#### Provided records:
>> Start

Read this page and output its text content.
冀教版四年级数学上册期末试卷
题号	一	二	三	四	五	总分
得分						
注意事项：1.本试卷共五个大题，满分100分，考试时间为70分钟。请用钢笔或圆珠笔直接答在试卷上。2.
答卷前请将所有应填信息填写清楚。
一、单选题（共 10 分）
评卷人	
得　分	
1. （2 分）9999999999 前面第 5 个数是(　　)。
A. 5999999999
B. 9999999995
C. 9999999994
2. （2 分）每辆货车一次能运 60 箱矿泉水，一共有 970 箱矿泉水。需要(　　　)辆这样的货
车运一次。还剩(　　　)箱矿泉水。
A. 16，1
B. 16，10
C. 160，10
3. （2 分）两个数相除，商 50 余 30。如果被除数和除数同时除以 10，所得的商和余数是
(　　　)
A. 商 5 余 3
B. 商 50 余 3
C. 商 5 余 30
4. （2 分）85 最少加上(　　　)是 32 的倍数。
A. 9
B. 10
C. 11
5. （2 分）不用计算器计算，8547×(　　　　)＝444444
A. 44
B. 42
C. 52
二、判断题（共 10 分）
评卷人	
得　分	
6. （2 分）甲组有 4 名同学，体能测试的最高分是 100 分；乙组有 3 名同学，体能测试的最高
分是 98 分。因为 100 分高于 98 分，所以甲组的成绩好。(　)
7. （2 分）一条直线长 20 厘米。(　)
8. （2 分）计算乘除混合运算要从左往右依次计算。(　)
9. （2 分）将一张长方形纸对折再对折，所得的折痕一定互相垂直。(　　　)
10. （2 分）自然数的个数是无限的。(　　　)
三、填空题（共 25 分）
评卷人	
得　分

>> End

#### Short exercise:
In the entries above, find lines with "箱矿泉水" and copy each.

#### Result of this exercise:
2. （2 分）每辆货车一次能运 60 箱矿泉水，一共有 970 箱矿泉水。需要(　　　)辆这样的货
车运一次。还剩(　　　)箱矿泉水。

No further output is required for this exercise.